-- What to do --
Collect every line from the listing below that contains the word "Sequence", and copy each one in full.
— START —
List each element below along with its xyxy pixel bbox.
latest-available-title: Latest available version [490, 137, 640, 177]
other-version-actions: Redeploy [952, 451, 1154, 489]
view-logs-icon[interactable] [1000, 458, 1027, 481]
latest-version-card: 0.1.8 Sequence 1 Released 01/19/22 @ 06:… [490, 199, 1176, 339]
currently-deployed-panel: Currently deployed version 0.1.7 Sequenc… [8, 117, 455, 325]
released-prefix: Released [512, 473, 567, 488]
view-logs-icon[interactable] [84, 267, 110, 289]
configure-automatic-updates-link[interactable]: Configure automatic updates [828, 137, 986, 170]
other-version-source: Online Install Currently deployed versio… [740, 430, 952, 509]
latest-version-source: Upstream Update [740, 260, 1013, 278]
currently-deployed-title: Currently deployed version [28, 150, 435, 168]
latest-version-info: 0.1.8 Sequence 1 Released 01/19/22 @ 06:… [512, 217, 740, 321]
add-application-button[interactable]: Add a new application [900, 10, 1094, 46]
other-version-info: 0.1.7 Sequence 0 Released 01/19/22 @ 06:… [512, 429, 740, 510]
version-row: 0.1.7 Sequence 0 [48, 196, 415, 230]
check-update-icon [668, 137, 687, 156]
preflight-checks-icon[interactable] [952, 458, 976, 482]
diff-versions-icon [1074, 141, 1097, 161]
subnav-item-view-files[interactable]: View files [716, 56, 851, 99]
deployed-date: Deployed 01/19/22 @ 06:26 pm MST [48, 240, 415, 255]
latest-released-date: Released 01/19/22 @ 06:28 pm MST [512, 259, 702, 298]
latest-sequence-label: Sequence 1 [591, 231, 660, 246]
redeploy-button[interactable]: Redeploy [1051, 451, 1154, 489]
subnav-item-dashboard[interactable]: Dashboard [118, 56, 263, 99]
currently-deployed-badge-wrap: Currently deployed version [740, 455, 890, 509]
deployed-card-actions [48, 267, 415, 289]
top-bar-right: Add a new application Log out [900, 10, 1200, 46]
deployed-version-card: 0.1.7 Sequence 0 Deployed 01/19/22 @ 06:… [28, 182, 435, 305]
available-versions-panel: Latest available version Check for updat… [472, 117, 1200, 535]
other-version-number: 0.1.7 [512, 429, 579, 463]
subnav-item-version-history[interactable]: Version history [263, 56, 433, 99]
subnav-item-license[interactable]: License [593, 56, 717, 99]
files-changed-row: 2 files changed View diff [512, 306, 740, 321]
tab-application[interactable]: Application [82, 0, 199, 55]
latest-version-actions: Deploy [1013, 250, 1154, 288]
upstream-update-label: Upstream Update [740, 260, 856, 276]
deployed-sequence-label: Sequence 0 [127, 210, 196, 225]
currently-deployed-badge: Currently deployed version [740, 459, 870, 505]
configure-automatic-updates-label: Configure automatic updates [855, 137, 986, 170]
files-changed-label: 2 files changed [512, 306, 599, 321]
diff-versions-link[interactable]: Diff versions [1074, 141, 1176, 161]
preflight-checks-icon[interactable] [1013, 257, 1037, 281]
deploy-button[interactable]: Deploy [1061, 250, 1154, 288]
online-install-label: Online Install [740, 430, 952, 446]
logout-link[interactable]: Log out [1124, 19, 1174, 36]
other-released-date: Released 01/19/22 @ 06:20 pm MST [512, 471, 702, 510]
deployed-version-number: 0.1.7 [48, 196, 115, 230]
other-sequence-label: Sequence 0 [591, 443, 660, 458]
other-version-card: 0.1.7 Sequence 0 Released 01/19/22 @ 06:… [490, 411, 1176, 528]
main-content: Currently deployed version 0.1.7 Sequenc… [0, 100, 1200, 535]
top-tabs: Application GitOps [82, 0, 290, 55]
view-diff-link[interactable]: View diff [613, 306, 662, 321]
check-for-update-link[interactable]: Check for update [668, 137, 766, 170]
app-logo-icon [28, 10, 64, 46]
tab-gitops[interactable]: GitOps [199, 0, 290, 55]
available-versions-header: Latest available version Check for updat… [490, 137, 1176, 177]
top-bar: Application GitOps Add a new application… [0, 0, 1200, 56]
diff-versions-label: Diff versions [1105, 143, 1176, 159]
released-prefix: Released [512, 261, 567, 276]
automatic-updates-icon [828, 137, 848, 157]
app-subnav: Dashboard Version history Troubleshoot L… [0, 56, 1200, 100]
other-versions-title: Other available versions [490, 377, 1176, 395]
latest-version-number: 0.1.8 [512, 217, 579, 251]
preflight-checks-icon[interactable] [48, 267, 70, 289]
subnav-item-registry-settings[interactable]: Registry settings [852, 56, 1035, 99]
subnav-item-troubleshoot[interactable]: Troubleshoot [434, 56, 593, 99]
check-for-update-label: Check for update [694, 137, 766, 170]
— END —
-- Problem solution --
latest-version-card: 0.1.8 Sequence 1 Released 01/19/22 @ 06:… [490, 199, 1176, 339]
latest-version-info: 0.1.8 Sequence 1 Released 01/19/22 @ 06:… [512, 217, 740, 321]
other-version-info: 0.1.7 Sequence 0 Released 01/19/22 @ 06:… [512, 429, 740, 510]
version-row: 0.1.7 Sequence 0 [48, 196, 415, 230]
latest-sequence-label: Sequence 1 [591, 231, 660, 246]
deployed-version-card: 0.1.7 Sequence 0 Deployed 01/19/22 @ 06:… [28, 182, 435, 305]
deployed-sequence-label: Sequence 0 [127, 210, 196, 225]
other-sequence-label: Sequence 0 [591, 443, 660, 458]
other-version-card: 0.1.7 Sequence 0 Released 01/19/22 @ 06:… [490, 411, 1176, 528]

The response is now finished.